# Exercise prompt:
Copy out all of the material exactly as presented.

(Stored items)

□ □ □ □

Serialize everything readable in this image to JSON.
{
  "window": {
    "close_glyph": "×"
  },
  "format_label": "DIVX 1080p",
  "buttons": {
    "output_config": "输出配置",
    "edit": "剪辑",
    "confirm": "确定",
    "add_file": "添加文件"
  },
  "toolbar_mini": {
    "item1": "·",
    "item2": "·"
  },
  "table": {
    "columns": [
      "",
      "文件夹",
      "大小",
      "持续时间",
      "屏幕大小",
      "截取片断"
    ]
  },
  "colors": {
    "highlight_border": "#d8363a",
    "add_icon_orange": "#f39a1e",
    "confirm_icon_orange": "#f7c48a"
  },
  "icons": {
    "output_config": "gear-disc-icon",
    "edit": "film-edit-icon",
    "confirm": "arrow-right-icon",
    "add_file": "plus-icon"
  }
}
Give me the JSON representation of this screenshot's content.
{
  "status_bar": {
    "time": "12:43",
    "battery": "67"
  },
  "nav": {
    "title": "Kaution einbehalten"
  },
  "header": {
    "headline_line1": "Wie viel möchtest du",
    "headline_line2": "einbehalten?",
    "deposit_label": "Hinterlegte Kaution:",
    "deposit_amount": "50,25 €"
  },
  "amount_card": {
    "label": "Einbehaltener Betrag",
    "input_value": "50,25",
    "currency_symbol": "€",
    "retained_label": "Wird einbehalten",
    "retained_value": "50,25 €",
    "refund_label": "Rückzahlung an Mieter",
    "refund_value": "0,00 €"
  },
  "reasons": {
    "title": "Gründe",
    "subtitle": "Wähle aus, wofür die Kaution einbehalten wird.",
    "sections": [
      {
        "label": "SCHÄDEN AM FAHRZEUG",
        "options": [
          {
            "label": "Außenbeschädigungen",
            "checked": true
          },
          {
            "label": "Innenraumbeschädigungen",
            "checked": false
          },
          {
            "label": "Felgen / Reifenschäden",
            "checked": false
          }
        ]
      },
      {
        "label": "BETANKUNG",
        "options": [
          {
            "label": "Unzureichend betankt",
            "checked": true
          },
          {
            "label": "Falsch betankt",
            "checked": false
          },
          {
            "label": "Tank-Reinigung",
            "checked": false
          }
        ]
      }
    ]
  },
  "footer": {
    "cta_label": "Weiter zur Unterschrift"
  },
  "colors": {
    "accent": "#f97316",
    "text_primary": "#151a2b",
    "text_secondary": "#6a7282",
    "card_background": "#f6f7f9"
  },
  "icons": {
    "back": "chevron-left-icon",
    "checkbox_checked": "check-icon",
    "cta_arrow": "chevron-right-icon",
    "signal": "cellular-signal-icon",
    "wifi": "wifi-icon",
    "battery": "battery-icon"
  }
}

□ □ □ □

# Written solution:
Serialize everything readable in this image to JSON.
{
  "window": {
    "close_glyph": "×"
  },
  "format_label": "DIVX 1080p",
  "buttons": {
    "output_config": "输出配置",
    "edit": "剪辑",
    "confirm": "确定",
    "add_file": "添加文件"
  },
  "toolbar_mini": {
    "item1": "·",
    "item2": "·"
  },
  "table": {
    "columns": [
      "",
      "文件夹",
      "大小",
      "持续时间",
      "屏幕大小",
      "截取片断"
    ]
  },
  "colors": {
    "highlight_border": "#d8363a",
    "add_icon_orange": "#f39a1e",
    "confirm_icon_orange": "#f7c48a"
  },
  "icons": {
    "output_config": "gear-disc-icon",
    "edit": "film-edit-icon",
    "confirm": "arrow-right-icon",
    "add_file": "plus-icon"
  }
}
Give me the JSON representation of this screenshot's content.
{
  "status_bar": {
    "time": "12:43",
    "battery": "67"
  },
  "nav": {
    "title": "Kaution einbehalten"
  },
  "header": {
    "headline_line1": "Wie viel möchtest du",
    "headline_line2": "einbehalten?",
    "deposit_label": "Hinterlegte Kaution:",
    "deposit_amount": "50,25 €"
  },
  "amount_card": {
    "label": "Einbehaltener Betrag",
    "input_value": "50,25",
    "currency_symbol": "€",
    "retained_label": "Wird einbehalten",
    "retained_value": "50,25 €",
    "refund_label": "Rückzahlung an Mieter",
    "refund_value": "0,00 €"
  },
  "reasons": {
    "title": "Gründe",
    "subtitle": "Wähle aus, wofür die Kaution einbehalten wird.",
    "sections": [
      {
        "label": "SCHÄDEN AM FAHRZEUG",
        "options": [
          {
            "label": "Außenbeschädigungen",
            "checked": true
          },
          {
            "label": "Innenraumbeschädigungen",
            "checked": false
          },
          {
            "label": "Felgen / Reifenschäden",
            "checked": false
          }
        ]
      },
      {
        "label": "BETANKUNG",
        "options": [
          {
            "label": "Unzureichend betankt",
            "checked": true
          },
          {
            "label": "Falsch betankt",
            "checked": false
          },
          {
            "label": "Tank-Reinigung",
            "checked": false
          }
        ]
      }
    ]
  },
  "footer": {
    "cta_label": "Weiter zur Unterschrift"
  },
  "colors": {
    "accent": "#f97316",
    "text_primary": "#151a2b",
    "text_secondary": "#6a7282",
    "card_background": "#f6f7f9"
  },
  "icons": {
    "back": "chevron-left-icon",
    "checkbox_checked": "check-icon",
    "cta_arrow": "chevron-right-icon",
    "signal": "cellular-signal-icon",
    "wifi": "wifi-icon",
    "battery": "battery-icon"
  }
}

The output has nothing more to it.